— Start Passage —

Alert subscribers: Anyone can use Forta to monitor transaction activities and receive alerts on security, finance, operation, and governance events of a dedicated chain. Public detection bots on Forta Network are usually open source, so anyone can subscribe to these bots for alerts. The alerts could be sent by email, Slack notification, Discord notification webhook, Telegram bot push notification, or customized notification webhook. Subscribers can prevent losses by using customized webhooks for automated defense when an alert is triggered. If subscribers want to hide their bot strategy from being read by attackers, who may maliciously trigger their auto-defense measures to jam the project, they can build a private network to host the bots. Private networks are independent of Forta mainet and won’t be involved with the allocation of public detection bots.

Detection bot developers: Any developers can program detection bots on Forta Network and stake a certain amount of $FORT to publish them. Since basic blockchains don’t have many statuses for detection, the development of early public basic bots was incentivized by Forta Foundation’s rewards. As basic bot templates of the network became more complete, later published bots mostly came with a specific detection requirement from a protocol, DAO, or organization. To prevent malicious usage like creating bots to send spam emails or abusing node resources on the network, developers have to stake at least 100 $FORT when launching a detection bot.

Scan node providers: They provide scan nodes that run detection bot scripts to scan all the data of each block. To ensure the stability of nodes in the network and the proper functioning of detection bots, node providers now need to stake at least 500 $FORT for each node. However, since the node supply in the network is way over the demand, Forta Foundation has passed a proposal to increase the stake of each node to at least 2,500 $FORT from September 30th, 2022. Also, to improve the utilization of the network, the foundation proposed to include the number of detection bots running in each node as a metric for node reward allocation.

Upon its launch in September 2021, the Forta community deployed over 650 detection bots and 2,000 scan nodes on the network to scan Dapps on 7 Layer1 and Layer2 blockchains 24/7. As of August 2022, the network has seen 1,200+ detection bots and 9,000+ scan nodes — this is quite an amazing growth.

2.5 Operating Mechanisms and Tokenomics

We will elaborate on the complete workflow and tokenomics of Forta from the perspective of a detection bot:

1. Before a detection bot is published, the Forta network would have a series of preexisting scan nodes, which will run the published bots. Creating a scan node needs a stake of at least 500 $FORT (the stake threshold will be increased to 2,500 $FORT after September 30, 2022).
2. Bot developers will stake 100 $FORT to publish a new detection bot, which will be packed as a docker mirror and sent to one or more good nodes in the network. The quality of a node is measured by its SLA score. Normally, a node with a score higher than 0.9 can be considered a good node. SLA is a minimum between the Resource Score and a weighted average of the Data Quality Score and the Uptime Score.
3. The detection bot will check the data on each block of the chain registered by a scan node. When a strategy of the bot matches the data on the block, it will send an alert to a Forta Network server via Graphql.
4. After receiving the alert, the Forta network server will store it in IPFS, then send out notifications to subscribers via their preset channels (email, Telegram bot, webhook, etc.).

— End Passage —
— Start Data section —

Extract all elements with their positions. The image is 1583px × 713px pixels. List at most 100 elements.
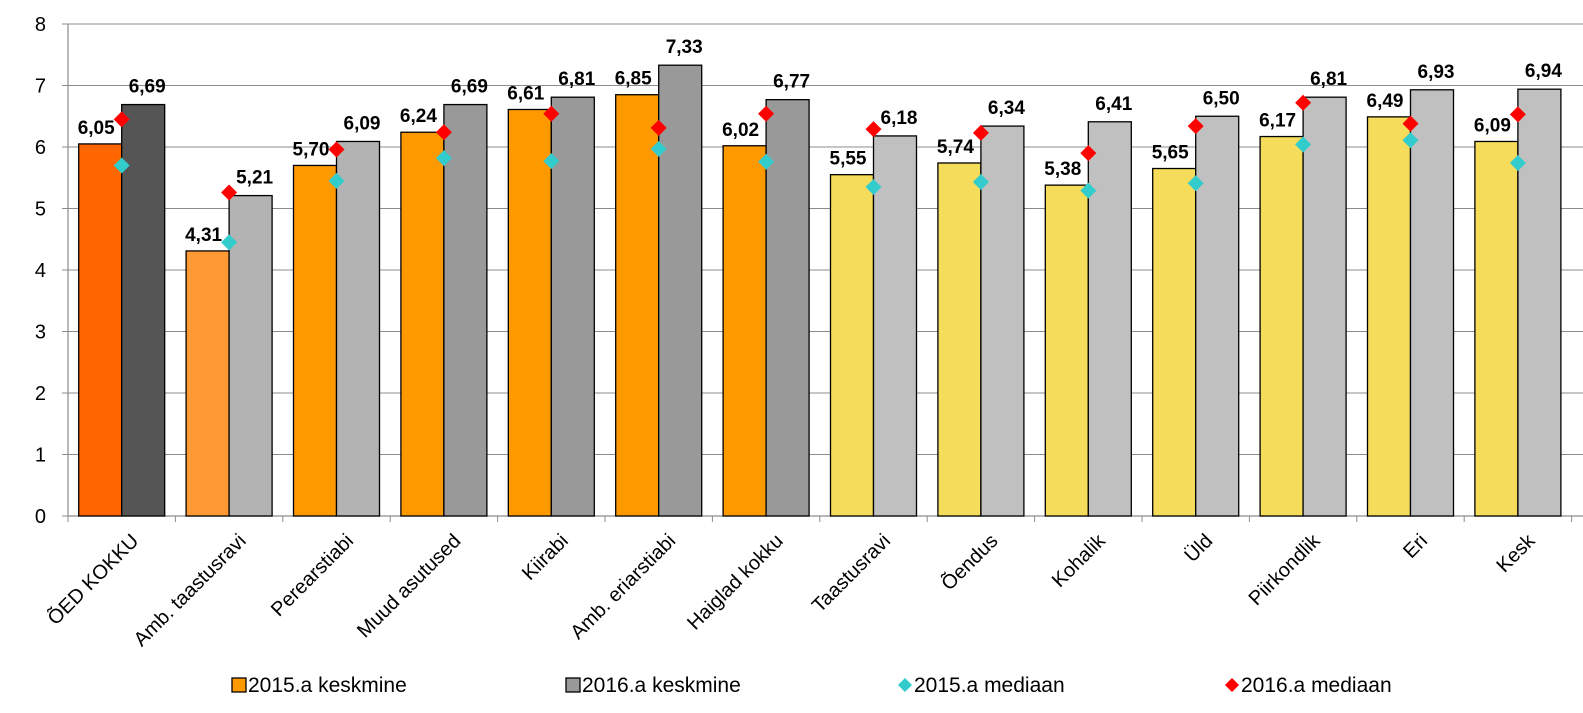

— End Data section —

→ Work to do:
Give again the part of the Forta passage between "2. Bot developers" and "Telegram bot, webhook, etc.).", inclusive.

→ Output for this exercise:
2. Bot developers will stake 100 $FORT to publish a new detection bot, which will be packed as a docker mirror and sent to one or more good nodes in the network. The quality of a node is measured by its SLA score. Normally, a node with a score higher than 0.9 can be considered a good node. SLA is a minimum between the Resource Score and a weighted average of the Data Quality Score and the Uptime Score.
3. The detection bot will check the data on each block of the chain registered by a scan node. When a strategy of the bot matches the data on the block, it will send an alert to a Forta Network server via Graphql.
4. After receiving the alert, the Forta network server will store it in IPFS, then send out notifications to subscribers via their preset channels (email, Telegram bot, webhook, etc.).